Work required: In the data below, locate each line with the word "icon" and list it.

Stored data:
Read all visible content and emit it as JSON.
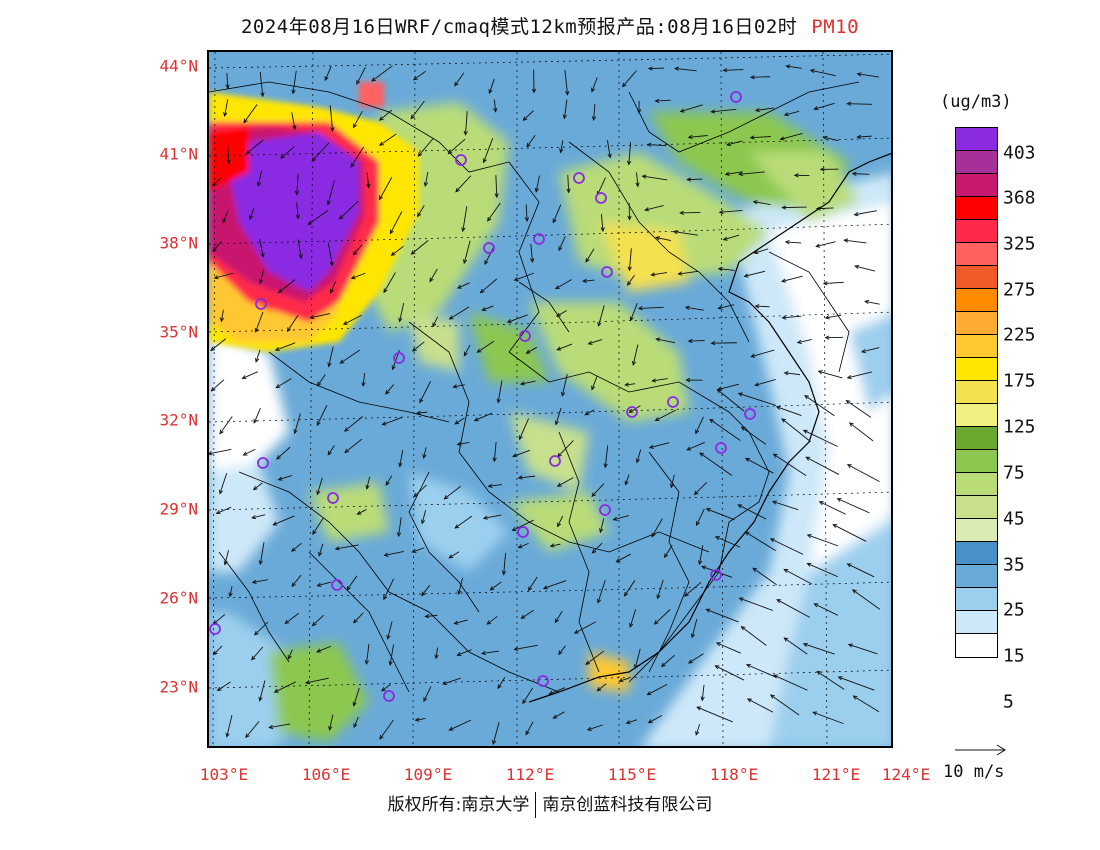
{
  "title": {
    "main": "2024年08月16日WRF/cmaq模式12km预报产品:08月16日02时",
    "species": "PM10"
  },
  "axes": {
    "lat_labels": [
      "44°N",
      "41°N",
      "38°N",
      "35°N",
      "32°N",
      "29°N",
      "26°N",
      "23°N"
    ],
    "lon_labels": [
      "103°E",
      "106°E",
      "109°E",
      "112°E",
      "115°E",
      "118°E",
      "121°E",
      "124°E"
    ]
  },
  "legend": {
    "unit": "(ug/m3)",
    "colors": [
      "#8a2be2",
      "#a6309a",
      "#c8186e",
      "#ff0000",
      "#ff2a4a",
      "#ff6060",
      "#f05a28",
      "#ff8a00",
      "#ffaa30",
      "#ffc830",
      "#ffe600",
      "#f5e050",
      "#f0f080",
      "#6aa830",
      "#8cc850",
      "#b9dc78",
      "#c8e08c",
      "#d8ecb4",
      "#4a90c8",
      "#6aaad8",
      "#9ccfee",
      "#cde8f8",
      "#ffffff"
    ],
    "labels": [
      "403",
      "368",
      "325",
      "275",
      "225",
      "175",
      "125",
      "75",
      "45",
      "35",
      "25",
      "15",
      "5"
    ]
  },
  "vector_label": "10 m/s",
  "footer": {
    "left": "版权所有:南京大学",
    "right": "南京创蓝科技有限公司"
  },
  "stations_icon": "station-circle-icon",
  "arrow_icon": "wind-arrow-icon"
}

Task answer:
  "stations_icon": "station-circle-icon",
  "arrow_icon": "wind-arrow-icon"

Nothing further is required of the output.